_CHALLENGE_:
Restate the material word for word and leave out anything that is a picture.

_WORKING DATA_:
>> Start

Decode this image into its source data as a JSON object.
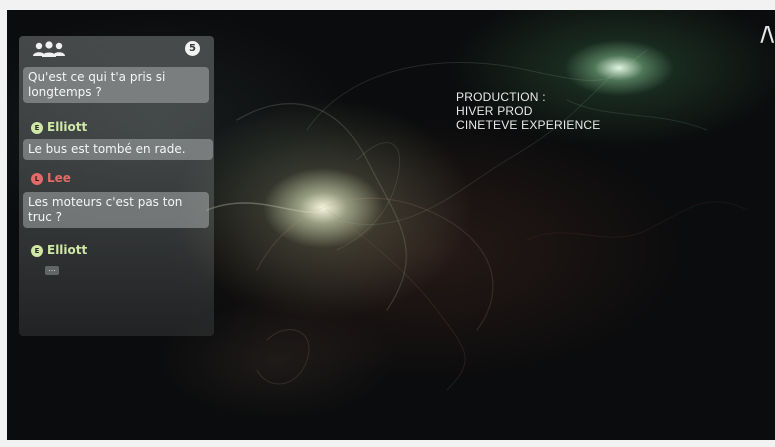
{
  "logo": {
    "text": "/\\"
  },
  "credits": {
    "lines": [
      "PRODUCTION :",
      "HIVER PROD",
      "CINETEVE EXPERIENCE"
    ]
  },
  "chat": {
    "group_icon": "users-icon",
    "participant_count": "5",
    "messages": [
      {
        "type": "bubble",
        "text": "Qu'est ce qui t'a pris si longtemps ?"
      },
      {
        "type": "speaker",
        "initial": "E",
        "name": "Elliott",
        "color": "#cfe8a8"
      },
      {
        "type": "bubble",
        "text": "Le bus est tombé en rade."
      },
      {
        "type": "speaker",
        "initial": "L",
        "name": "Lee",
        "color": "#e36a6a"
      },
      {
        "type": "bubble",
        "text": "Les moteurs c'est pas ton truc ?"
      },
      {
        "type": "speaker",
        "initial": "E",
        "name": "Elliott",
        "color": "#cfe8a8"
      }
    ],
    "typing_indicator": "..."
  }
}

>> End

_EXPECTED OUTPUT_:
Decode this image into its source data as a JSON object.
{
  "logo": {
    "text": "/\\"
  },
  "credits": {
    "lines": [
      "PRODUCTION :",
      "HIVER PROD",
      "CINETEVE EXPERIENCE"
    ]
  },
  "chat": {
    "group_icon": "users-icon",
    "participant_count": "5",
    "messages": [
      {
        "type": "bubble",
        "text": "Qu'est ce qui t'a pris si longtemps ?"
      },
      {
        "type": "speaker",
        "initial": "E",
        "name": "Elliott",
        "color": "#cfe8a8"
      },
      {
        "type": "bubble",
        "text": "Le bus est tombé en rade."
      },
      {
        "type": "speaker",
        "initial": "L",
        "name": "Lee",
        "color": "#e36a6a"
      },
      {
        "type": "bubble",
        "text": "Les moteurs c'est pas ton truc ?"
      },
      {
        "type": "speaker",
        "initial": "E",
        "name": "Elliott",
        "color": "#cfe8a8"
      }
    ],
    "typing_indicator": "..."
  }
}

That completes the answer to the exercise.